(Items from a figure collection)

-- Start --

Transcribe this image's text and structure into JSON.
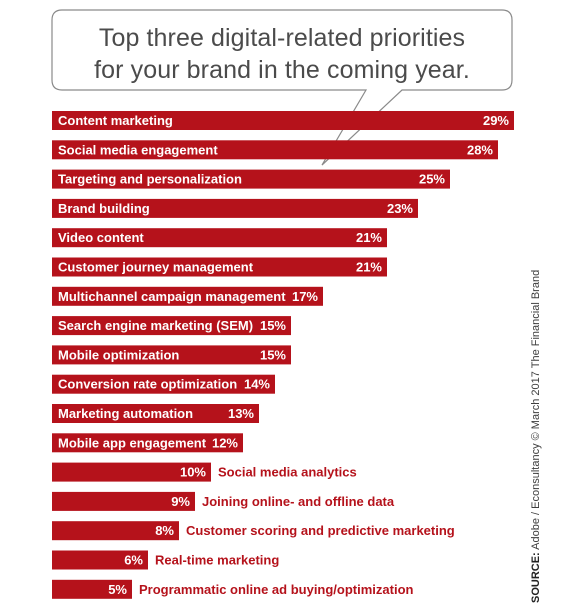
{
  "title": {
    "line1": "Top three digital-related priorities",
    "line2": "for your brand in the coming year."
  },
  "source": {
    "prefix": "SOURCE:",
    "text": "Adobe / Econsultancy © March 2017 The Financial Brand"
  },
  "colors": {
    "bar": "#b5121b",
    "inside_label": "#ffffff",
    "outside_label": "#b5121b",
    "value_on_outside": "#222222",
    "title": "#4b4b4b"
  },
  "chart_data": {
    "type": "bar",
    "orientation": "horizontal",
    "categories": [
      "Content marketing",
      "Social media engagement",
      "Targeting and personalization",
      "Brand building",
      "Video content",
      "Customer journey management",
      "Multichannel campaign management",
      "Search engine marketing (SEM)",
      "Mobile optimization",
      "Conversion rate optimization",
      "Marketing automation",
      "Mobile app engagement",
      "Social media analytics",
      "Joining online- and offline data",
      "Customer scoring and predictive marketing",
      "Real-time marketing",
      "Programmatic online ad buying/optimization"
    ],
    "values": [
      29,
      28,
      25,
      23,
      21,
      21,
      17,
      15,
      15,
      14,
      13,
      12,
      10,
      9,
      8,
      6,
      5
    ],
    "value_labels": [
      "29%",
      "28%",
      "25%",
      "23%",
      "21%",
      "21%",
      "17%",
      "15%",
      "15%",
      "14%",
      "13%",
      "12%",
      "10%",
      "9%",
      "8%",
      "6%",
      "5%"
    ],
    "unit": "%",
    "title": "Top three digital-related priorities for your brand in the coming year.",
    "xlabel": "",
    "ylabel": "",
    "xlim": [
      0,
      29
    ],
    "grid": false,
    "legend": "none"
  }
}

-- End --
-- Start --

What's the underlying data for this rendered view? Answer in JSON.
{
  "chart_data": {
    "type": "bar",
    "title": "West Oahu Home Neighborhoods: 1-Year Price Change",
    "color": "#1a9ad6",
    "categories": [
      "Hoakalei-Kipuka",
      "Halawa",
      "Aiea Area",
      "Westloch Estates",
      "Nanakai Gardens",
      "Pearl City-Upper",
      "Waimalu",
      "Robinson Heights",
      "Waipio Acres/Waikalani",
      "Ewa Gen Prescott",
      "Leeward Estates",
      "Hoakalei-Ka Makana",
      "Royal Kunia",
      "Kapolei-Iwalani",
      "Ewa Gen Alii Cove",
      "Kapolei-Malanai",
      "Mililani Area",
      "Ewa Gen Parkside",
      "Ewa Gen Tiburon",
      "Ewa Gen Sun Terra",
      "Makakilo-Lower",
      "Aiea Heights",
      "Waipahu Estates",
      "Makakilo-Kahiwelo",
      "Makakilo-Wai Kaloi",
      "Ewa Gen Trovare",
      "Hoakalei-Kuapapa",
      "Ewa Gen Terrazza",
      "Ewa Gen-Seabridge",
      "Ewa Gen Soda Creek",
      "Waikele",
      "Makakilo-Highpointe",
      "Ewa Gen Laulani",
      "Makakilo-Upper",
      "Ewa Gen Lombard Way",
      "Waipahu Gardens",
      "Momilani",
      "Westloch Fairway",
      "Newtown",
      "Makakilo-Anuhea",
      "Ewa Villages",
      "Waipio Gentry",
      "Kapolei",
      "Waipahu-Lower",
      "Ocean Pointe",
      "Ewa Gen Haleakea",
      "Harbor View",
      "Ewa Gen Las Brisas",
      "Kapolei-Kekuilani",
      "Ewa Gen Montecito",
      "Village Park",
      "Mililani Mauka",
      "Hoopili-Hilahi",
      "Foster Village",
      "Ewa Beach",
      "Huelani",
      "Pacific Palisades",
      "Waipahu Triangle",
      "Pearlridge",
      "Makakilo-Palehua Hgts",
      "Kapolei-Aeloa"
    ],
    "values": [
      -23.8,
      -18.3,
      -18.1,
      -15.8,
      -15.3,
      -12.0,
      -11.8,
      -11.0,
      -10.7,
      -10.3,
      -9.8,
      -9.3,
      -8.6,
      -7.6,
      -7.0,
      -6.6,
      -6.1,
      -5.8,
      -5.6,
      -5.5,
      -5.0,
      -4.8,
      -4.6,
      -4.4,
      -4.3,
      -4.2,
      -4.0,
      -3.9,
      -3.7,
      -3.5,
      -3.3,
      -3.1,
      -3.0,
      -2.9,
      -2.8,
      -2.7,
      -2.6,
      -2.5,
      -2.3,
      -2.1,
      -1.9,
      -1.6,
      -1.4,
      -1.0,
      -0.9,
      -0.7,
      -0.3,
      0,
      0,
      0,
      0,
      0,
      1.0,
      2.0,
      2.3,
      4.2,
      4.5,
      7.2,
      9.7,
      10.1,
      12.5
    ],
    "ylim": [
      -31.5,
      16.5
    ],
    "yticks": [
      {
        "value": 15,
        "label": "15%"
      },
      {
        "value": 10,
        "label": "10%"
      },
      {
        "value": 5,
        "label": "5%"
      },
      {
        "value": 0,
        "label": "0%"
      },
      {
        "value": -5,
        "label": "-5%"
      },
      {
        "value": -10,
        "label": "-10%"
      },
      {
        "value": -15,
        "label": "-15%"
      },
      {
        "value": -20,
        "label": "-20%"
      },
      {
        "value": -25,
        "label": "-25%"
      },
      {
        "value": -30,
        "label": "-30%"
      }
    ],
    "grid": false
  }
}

-- End --
-- Start --

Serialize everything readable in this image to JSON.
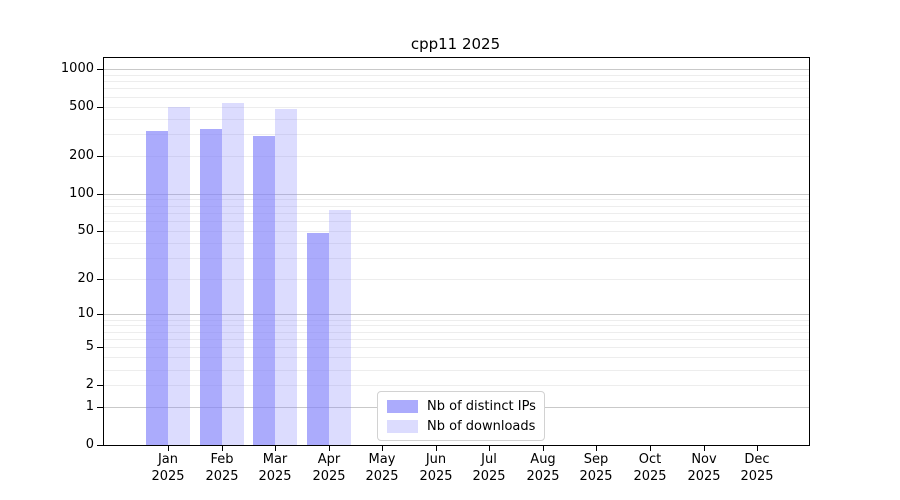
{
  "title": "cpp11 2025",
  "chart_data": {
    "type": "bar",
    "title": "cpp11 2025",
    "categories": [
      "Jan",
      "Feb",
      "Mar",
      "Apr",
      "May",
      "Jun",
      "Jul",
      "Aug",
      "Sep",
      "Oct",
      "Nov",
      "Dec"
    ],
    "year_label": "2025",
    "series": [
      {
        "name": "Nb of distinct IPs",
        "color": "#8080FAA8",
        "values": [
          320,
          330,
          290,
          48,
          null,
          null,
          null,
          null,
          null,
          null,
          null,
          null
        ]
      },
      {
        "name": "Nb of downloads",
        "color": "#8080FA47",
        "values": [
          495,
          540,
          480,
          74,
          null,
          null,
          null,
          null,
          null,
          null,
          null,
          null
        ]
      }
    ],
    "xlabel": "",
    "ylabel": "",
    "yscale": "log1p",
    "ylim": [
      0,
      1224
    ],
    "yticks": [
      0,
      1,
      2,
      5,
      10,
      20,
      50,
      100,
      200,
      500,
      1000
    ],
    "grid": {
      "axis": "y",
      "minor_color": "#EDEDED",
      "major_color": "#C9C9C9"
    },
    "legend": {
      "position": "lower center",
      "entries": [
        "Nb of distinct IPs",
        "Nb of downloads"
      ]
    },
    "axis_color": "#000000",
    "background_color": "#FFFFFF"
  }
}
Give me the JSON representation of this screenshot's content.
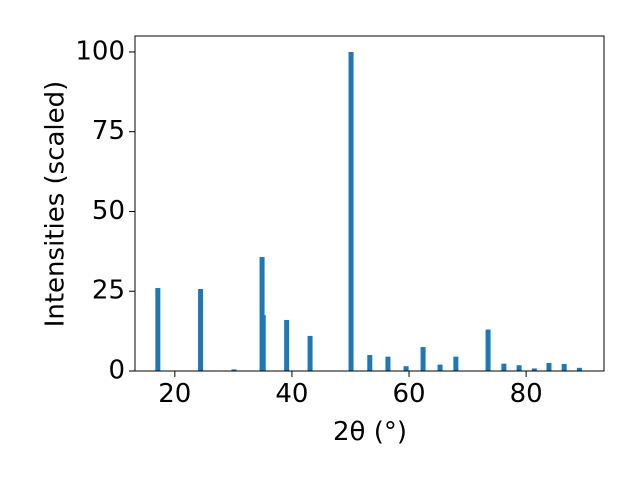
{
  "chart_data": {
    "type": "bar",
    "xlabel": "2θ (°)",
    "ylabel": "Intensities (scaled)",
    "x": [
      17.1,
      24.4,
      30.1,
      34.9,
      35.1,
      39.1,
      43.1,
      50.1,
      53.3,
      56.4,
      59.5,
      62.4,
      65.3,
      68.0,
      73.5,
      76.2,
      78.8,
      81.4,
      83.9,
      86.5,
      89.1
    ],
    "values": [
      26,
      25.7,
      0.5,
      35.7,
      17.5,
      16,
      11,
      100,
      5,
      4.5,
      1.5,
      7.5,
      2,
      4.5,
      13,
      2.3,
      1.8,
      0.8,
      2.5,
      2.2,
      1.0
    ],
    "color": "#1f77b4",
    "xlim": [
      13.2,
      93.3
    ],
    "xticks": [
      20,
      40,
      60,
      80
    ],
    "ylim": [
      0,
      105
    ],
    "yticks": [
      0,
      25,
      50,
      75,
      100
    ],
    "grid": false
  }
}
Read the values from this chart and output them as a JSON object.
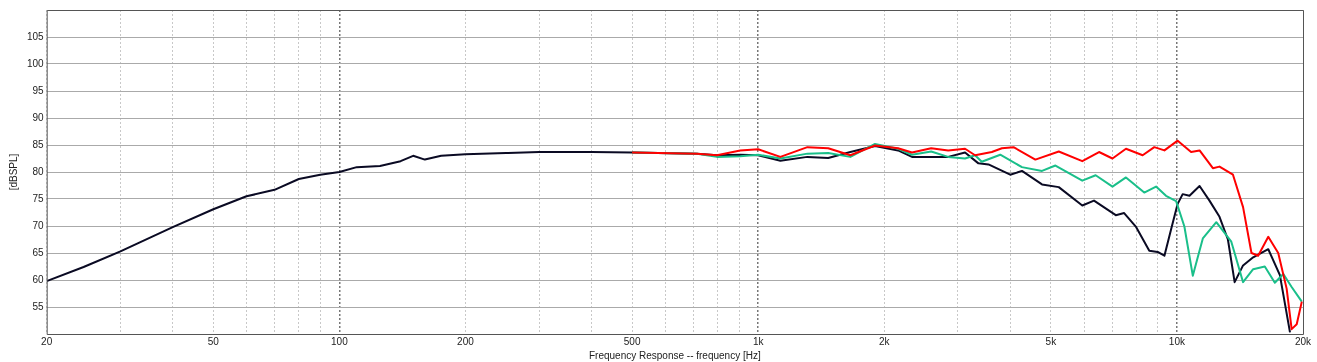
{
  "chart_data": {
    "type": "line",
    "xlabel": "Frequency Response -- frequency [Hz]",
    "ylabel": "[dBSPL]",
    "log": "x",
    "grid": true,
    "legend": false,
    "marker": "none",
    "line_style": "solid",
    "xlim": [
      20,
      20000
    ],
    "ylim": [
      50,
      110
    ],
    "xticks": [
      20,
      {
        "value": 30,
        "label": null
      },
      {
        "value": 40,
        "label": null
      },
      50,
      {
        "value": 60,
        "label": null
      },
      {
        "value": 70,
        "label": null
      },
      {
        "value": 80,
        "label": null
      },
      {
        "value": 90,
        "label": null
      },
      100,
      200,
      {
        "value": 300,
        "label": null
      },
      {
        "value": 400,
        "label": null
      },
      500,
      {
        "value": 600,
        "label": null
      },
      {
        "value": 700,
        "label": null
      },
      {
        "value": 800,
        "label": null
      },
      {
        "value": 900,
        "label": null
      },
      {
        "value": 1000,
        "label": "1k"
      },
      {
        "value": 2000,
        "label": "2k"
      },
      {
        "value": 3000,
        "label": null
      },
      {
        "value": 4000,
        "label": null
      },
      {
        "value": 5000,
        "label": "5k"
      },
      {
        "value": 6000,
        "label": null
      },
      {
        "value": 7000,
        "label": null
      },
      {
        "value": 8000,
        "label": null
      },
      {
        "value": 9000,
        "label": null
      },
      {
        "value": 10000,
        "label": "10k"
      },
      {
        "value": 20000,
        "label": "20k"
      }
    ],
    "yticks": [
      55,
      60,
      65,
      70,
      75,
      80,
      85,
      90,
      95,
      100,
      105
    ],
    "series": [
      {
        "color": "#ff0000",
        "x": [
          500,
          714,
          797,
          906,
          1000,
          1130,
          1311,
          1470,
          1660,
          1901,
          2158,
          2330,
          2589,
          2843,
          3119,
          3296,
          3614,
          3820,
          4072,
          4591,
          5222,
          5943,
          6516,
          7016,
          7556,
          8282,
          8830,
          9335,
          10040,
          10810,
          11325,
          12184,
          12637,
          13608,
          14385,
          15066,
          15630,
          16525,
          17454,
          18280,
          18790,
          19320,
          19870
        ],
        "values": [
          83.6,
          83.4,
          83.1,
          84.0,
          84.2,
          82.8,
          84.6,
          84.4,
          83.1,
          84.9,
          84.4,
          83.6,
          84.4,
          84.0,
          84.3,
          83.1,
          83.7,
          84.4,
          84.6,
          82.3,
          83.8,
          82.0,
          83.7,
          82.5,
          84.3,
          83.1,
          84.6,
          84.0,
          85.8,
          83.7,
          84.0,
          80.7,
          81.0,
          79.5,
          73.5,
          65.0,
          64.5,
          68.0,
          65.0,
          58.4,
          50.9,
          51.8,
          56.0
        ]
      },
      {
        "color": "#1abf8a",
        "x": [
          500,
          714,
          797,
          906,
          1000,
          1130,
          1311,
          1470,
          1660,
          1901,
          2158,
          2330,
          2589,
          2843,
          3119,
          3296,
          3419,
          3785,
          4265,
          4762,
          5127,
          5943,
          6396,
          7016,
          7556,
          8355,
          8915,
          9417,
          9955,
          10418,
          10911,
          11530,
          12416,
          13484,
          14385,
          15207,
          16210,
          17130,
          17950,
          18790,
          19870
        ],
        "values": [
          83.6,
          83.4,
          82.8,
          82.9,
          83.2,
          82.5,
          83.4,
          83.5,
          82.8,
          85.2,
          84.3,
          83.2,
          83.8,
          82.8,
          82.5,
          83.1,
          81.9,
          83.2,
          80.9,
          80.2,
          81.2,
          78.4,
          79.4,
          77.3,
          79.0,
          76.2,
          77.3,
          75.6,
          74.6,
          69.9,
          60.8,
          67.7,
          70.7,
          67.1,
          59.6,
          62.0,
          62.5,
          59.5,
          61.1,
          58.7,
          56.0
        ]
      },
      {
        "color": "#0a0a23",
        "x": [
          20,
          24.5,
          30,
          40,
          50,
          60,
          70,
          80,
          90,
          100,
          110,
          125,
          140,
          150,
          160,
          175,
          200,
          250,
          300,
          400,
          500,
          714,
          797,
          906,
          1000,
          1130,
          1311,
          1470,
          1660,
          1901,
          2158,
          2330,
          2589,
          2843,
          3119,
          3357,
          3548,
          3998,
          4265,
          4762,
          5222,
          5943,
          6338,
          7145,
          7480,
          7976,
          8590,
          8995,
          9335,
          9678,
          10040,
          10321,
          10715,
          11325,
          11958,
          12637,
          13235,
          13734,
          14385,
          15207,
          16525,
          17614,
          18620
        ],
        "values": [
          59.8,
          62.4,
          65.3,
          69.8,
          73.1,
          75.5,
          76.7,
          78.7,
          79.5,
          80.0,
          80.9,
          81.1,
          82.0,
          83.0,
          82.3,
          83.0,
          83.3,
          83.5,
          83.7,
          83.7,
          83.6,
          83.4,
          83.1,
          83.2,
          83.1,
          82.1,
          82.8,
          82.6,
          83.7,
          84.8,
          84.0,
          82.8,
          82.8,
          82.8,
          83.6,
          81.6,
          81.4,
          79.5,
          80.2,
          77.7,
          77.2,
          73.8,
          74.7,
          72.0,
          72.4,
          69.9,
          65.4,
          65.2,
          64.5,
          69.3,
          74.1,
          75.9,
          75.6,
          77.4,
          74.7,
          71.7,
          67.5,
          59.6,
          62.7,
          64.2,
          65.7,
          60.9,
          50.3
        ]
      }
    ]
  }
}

-- End --

Looking at the records above, say how many lines hold the string "Customer". Write nothing but the number.

_Exercise result_
2